■ Directive
Check each line of the listing for the word "ylabel" and report how many lines contain it, giving nothing but the number.

■ Extracted entries
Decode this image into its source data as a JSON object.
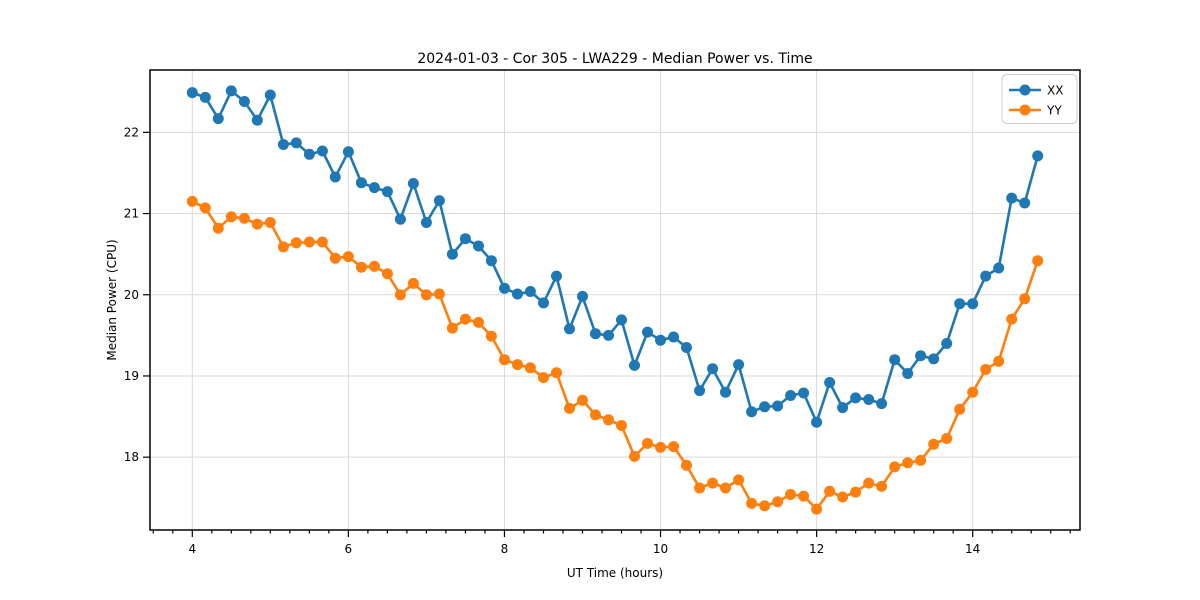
{
  "chart_data": {
    "type": "line",
    "title": "2024-01-03 - Cor 305 - LWA229 - Median Power vs. Time",
    "xlabel": "UT Time (hours)",
    "ylabel": "Median Power (CPU)",
    "xlim": [
      3.458,
      15.375
    ],
    "ylim": [
      17.103,
      22.768
    ],
    "x_ticks": [
      4,
      6,
      8,
      10,
      12,
      14
    ],
    "y_ticks": [
      18,
      19,
      20,
      21,
      22
    ],
    "x_minor_tick_step": 0.25,
    "grid": true,
    "legend_position": "upper right",
    "x": [
      4.0,
      4.167,
      4.333,
      4.5,
      4.667,
      4.833,
      5.0,
      5.167,
      5.333,
      5.5,
      5.667,
      5.833,
      6.0,
      6.167,
      6.333,
      6.5,
      6.667,
      6.833,
      7.0,
      7.167,
      7.333,
      7.5,
      7.667,
      7.833,
      8.0,
      8.167,
      8.333,
      8.5,
      8.667,
      8.833,
      9.0,
      9.167,
      9.333,
      9.5,
      9.667,
      9.833,
      10.0,
      10.167,
      10.333,
      10.5,
      10.667,
      10.833,
      11.0,
      11.167,
      11.333,
      11.5,
      11.667,
      11.833,
      12.0,
      12.167,
      12.333,
      12.5,
      12.667,
      12.833,
      13.0,
      13.167,
      13.333,
      13.5,
      13.667,
      13.833,
      14.0,
      14.167,
      14.333,
      14.5,
      14.667,
      14.833
    ],
    "series": [
      {
        "name": "XX",
        "color": "#1f77b4",
        "values": [
          22.49,
          22.43,
          22.17,
          22.51,
          22.38,
          22.15,
          22.46,
          21.85,
          21.87,
          21.73,
          21.77,
          21.45,
          21.76,
          21.38,
          21.32,
          21.27,
          20.93,
          21.37,
          20.89,
          21.16,
          20.5,
          20.69,
          20.6,
          20.42,
          20.08,
          20.01,
          20.04,
          19.9,
          20.23,
          19.58,
          19.98,
          19.52,
          19.5,
          19.69,
          19.13,
          19.54,
          19.44,
          19.48,
          19.35,
          18.82,
          19.09,
          18.8,
          19.14,
          18.56,
          18.62,
          18.63,
          18.76,
          18.79,
          18.43,
          18.92,
          18.61,
          18.73,
          18.71,
          18.66,
          19.2,
          19.03,
          19.25,
          19.21,
          19.4,
          19.89,
          19.89,
          20.23,
          20.33,
          21.19,
          21.13,
          21.71
        ]
      },
      {
        "name": "YY",
        "color": "#ff7f0e",
        "values": [
          21.15,
          21.07,
          20.82,
          20.96,
          20.94,
          20.87,
          20.89,
          20.59,
          20.64,
          20.65,
          20.65,
          20.45,
          20.47,
          20.34,
          20.35,
          20.26,
          20.0,
          20.14,
          20.0,
          20.01,
          19.59,
          19.7,
          19.66,
          19.49,
          19.2,
          19.14,
          19.1,
          18.98,
          19.04,
          18.6,
          18.7,
          18.52,
          18.46,
          18.39,
          18.01,
          18.17,
          18.12,
          18.13,
          17.9,
          17.62,
          17.68,
          17.62,
          17.72,
          17.43,
          17.4,
          17.45,
          17.54,
          17.52,
          17.36,
          17.58,
          17.51,
          17.57,
          17.68,
          17.64,
          17.88,
          17.93,
          17.96,
          18.16,
          18.23,
          18.59,
          18.8,
          19.08,
          19.18,
          19.7,
          19.95,
          20.42
        ]
      }
    ]
  }
}
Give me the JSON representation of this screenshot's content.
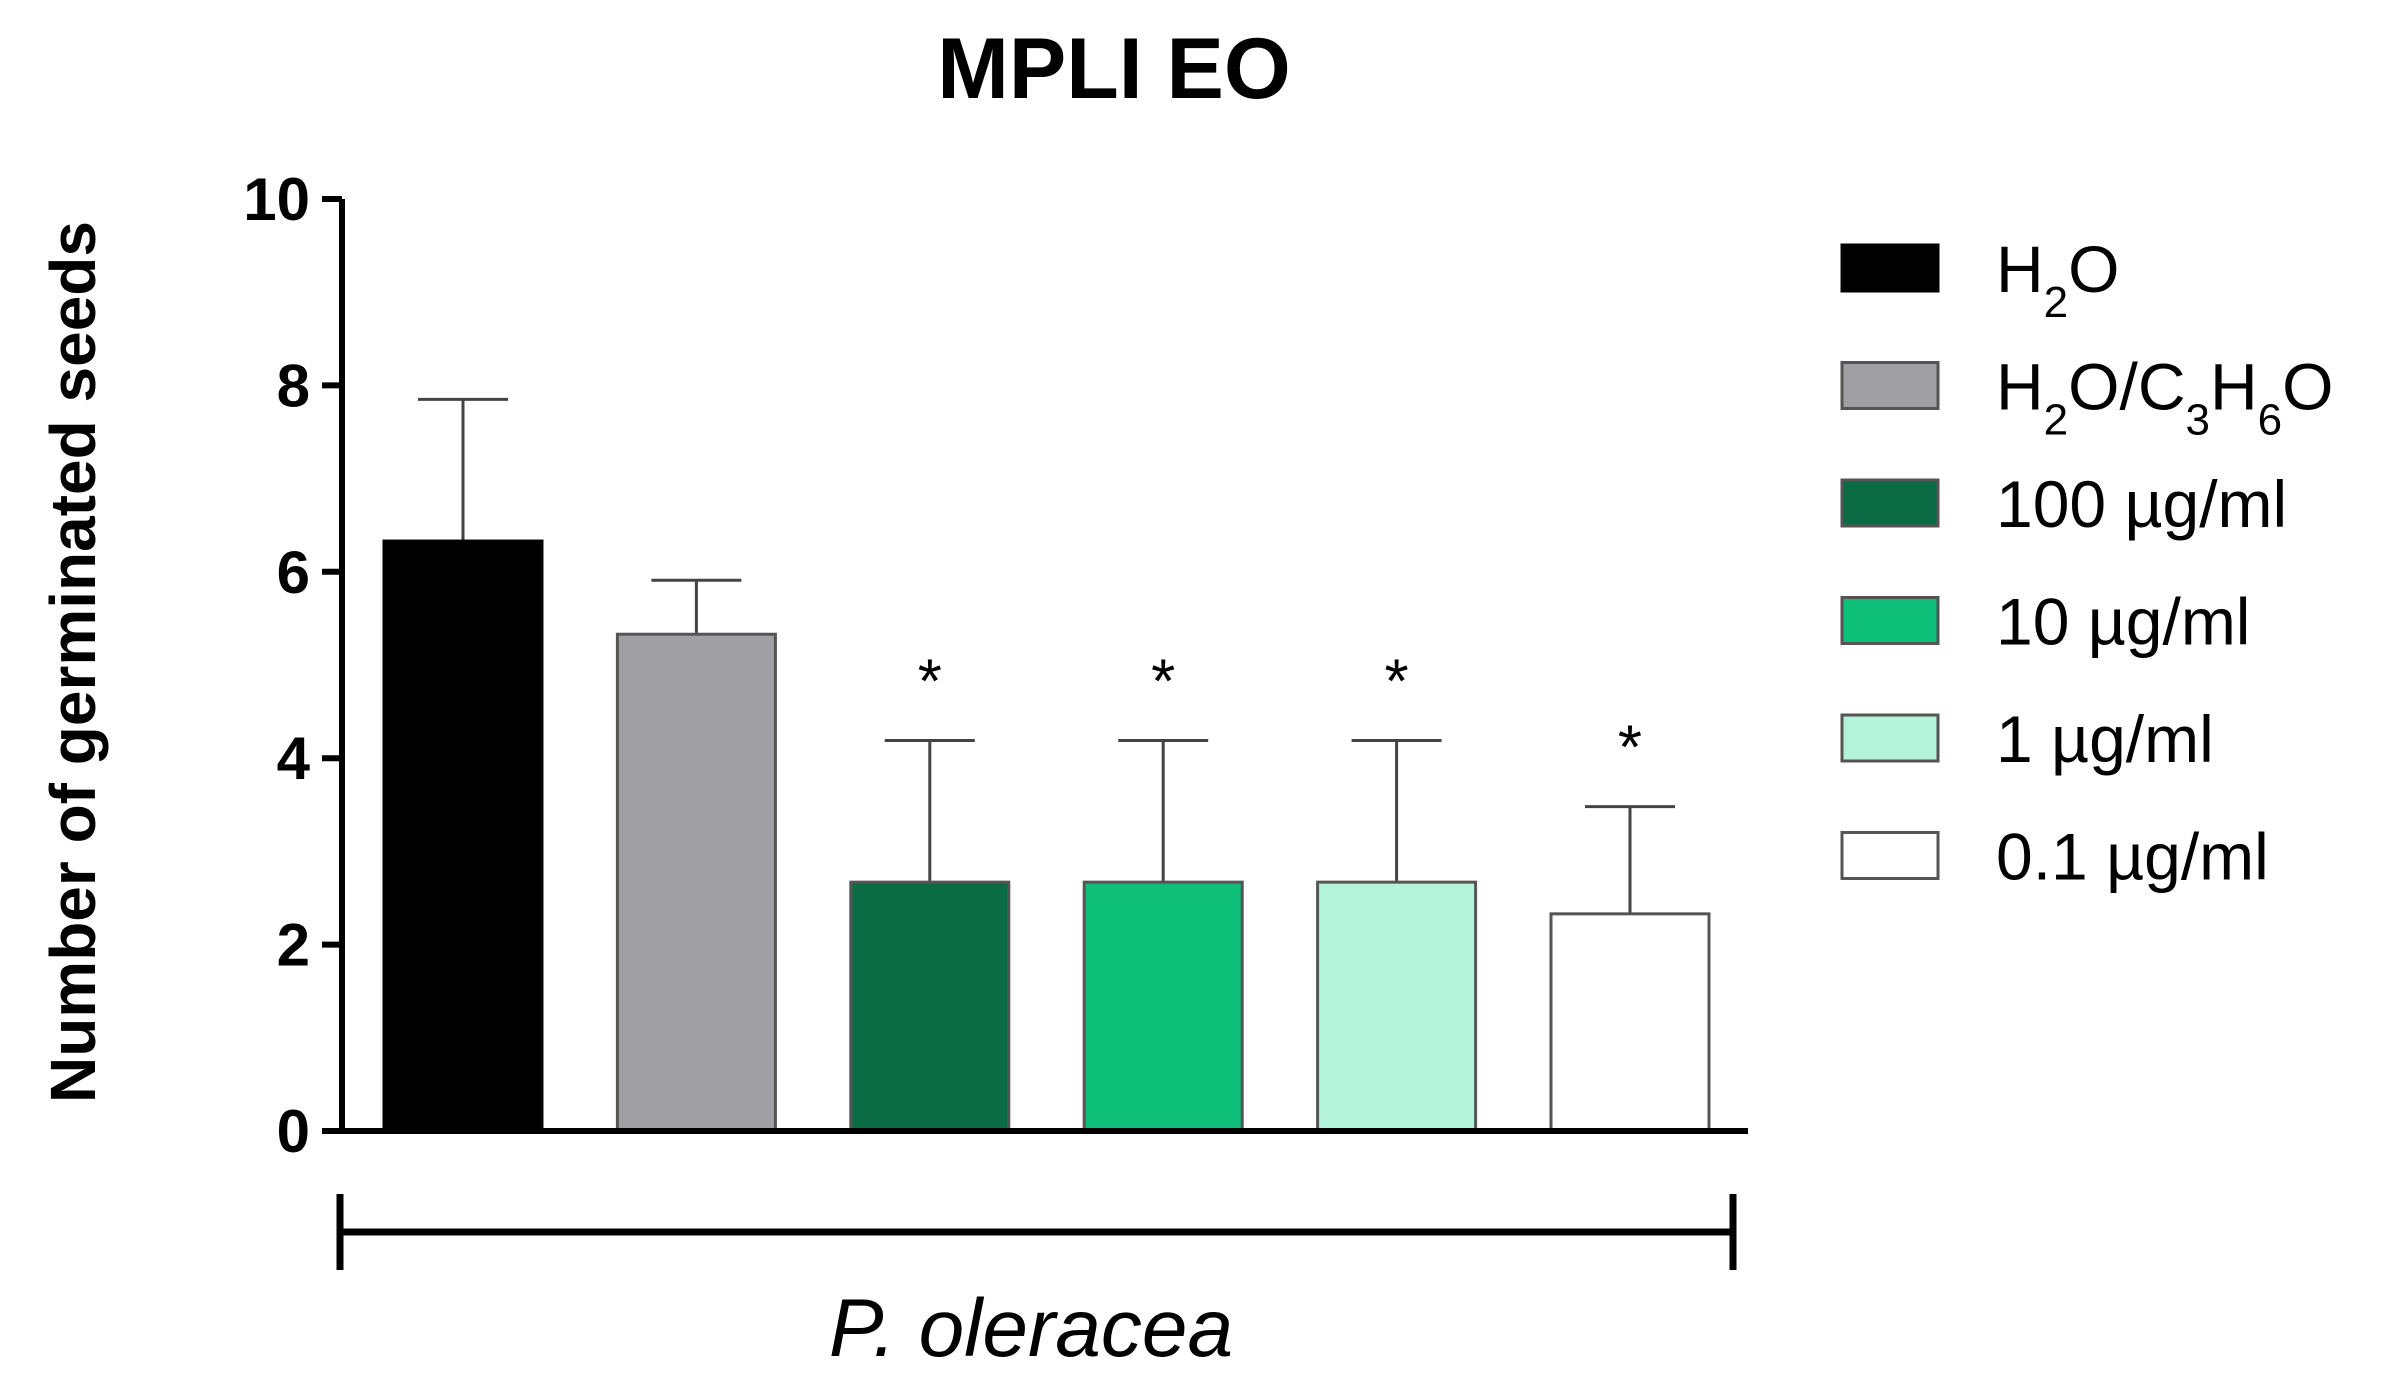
{
  "chart_data": {
    "type": "bar",
    "title": "MPLI EO",
    "xlabel": "",
    "ylabel": "Number of germinated seeds",
    "group_label": "P. oleracea",
    "ylim": [
      0,
      10
    ],
    "yticks": [
      "0",
      "2",
      "4",
      "6",
      "8",
      "10"
    ],
    "categories": [
      "H2O",
      "H2O/C3H6O",
      "100 µg/ml",
      "10 µg/ml",
      "1 µg/ml",
      "0.1 µg/ml"
    ],
    "values": [
      6.33,
      5.33,
      2.67,
      2.67,
      2.67,
      2.33
    ],
    "errors": [
      1.52,
      0.58,
      1.52,
      1.52,
      1.52,
      1.15
    ],
    "significance": [
      "",
      "",
      "*",
      "*",
      "*",
      "*"
    ],
    "colors": [
      "#000000",
      "#a0a0a4",
      "#0b6b45",
      "#0dbf78",
      "#b3f3dc",
      "#ffffff"
    ],
    "legend": [
      {
        "label": "H2O",
        "parts": [
          [
            "H",
            ""
          ],
          [
            "2",
            "sub"
          ],
          [
            "O",
            ""
          ]
        ]
      },
      {
        "label": "H2O/C3H6O",
        "parts": [
          [
            "H",
            ""
          ],
          [
            "2",
            "sub"
          ],
          [
            "O/C",
            ""
          ],
          [
            "3",
            "sub"
          ],
          [
            "H",
            ""
          ],
          [
            "6",
            "sub"
          ],
          [
            "O",
            ""
          ]
        ]
      },
      {
        "label": "100 µg/ml",
        "parts": [
          [
            "100 µg/ml",
            ""
          ]
        ]
      },
      {
        "label": "10 µg/ml",
        "parts": [
          [
            "10 µg/ml",
            ""
          ]
        ]
      },
      {
        "label": "1 µg/ml",
        "parts": [
          [
            "1 µg/ml",
            ""
          ]
        ]
      },
      {
        "label": "0.1 µg/ml",
        "parts": [
          [
            "0.1 µg/ml",
            ""
          ]
        ]
      }
    ],
    "legend_position": "right",
    "grid": false
  }
}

■ Task answer
2